§ **WRITTEN REQUEST**
Copy every line of the material below word for word.
>> Start INFORMATION PROVIDED
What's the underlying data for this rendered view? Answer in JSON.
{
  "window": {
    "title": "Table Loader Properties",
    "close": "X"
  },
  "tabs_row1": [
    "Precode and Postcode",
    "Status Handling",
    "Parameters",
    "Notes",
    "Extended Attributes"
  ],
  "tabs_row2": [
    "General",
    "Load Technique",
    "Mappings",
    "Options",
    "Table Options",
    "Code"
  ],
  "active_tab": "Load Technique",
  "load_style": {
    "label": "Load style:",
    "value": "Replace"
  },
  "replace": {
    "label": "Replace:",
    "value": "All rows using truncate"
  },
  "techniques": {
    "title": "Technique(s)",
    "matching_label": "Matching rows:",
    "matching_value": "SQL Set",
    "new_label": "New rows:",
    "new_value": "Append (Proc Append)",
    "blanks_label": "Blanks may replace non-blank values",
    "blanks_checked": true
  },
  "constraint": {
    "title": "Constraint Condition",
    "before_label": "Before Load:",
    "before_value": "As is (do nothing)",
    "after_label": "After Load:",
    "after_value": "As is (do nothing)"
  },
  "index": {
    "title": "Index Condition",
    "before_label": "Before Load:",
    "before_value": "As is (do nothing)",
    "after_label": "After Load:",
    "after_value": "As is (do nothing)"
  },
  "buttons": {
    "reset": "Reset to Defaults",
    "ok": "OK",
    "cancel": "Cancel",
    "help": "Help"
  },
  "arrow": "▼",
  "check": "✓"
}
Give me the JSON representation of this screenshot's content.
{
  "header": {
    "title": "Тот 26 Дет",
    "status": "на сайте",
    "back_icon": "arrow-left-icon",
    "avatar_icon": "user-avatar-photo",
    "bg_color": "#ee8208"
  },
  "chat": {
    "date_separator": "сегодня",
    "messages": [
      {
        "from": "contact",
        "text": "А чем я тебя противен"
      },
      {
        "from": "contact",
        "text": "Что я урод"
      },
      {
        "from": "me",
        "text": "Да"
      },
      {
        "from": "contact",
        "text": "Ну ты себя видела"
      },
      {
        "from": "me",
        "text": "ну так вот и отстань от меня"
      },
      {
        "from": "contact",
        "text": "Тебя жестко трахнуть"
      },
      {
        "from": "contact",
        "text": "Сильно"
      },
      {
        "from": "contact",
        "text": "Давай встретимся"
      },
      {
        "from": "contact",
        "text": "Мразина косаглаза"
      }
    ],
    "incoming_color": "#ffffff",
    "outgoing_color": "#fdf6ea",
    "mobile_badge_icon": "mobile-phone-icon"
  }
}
>> End INFORMATION PROVIDED
§ **TASK OUTPUT**
What's the underlying data for this rendered view? Answer in JSON.
{
  "window": {
    "title": "Table Loader Properties",
    "close": "X"
  },
  "tabs_row1": [
    "Precode and Postcode",
    "Status Handling",
    "Parameters",
    "Notes",
    "Extended Attributes"
  ],
  "tabs_row2": [
    "General",
    "Load Technique",
    "Mappings",
    "Options",
    "Table Options",
    "Code"
  ],
  "active_tab": "Load Technique",
  "load_style": {
    "label": "Load style:",
    "value": "Replace"
  },
  "replace": {
    "label": "Replace:",
    "value": "All rows using truncate"
  },
  "techniques": {
    "title": "Technique(s)",
    "matching_label": "Matching rows:",
    "matching_value": "SQL Set",
    "new_label": "New rows:",
    "new_value": "Append (Proc Append)",
    "blanks_label": "Blanks may replace non-blank values",
    "blanks_checked": true
  },
  "constraint": {
    "title": "Constraint Condition",
    "before_label": "Before Load:",
    "before_value": "As is (do nothing)",
    "after_label": "After Load:",
    "after_value": "As is (do nothing)"
  },
  "index": {
    "title": "Index Condition",
    "before_label": "Before Load:",
    "before_value": "As is (do nothing)",
    "after_label": "After Load:",
    "after_value": "As is (do nothing)"
  },
  "buttons": {
    "reset": "Reset to Defaults",
    "ok": "OK",
    "cancel": "Cancel",
    "help": "Help"
  },
  "arrow": "▼",
  "check": "✓"
}
Give me the JSON representation of this screenshot's content.
{
  "header": {
    "title": "Тот 26 Дет",
    "status": "на сайте",
    "back_icon": "arrow-left-icon",
    "avatar_icon": "user-avatar-photo",
    "bg_color": "#ee8208"
  },
  "chat": {
    "date_separator": "сегодня",
    "messages": [
      {
        "from": "contact",
        "text": "А чем я тебя противен"
      },
      {
        "from": "contact",
        "text": "Что я урод"
      },
      {
        "from": "me",
        "text": "Да"
      },
      {
        "from": "contact",
        "text": "Ну ты себя видела"
      },
      {
        "from": "me",
        "text": "ну так вот и отстань от меня"
      },
      {
        "from": "contact",
        "text": "Тебя жестко трахнуть"
      },
      {
        "from": "contact",
        "text": "Сильно"
      },
      {
        "from": "contact",
        "text": "Давай встретимся"
      },
      {
        "from": "contact",
        "text": "Мразина косаглаза"
      }
    ],
    "incoming_color": "#ffffff",
    "outgoing_color": "#fdf6ea",
    "mobile_badge_icon": "mobile-phone-icon"
  }
}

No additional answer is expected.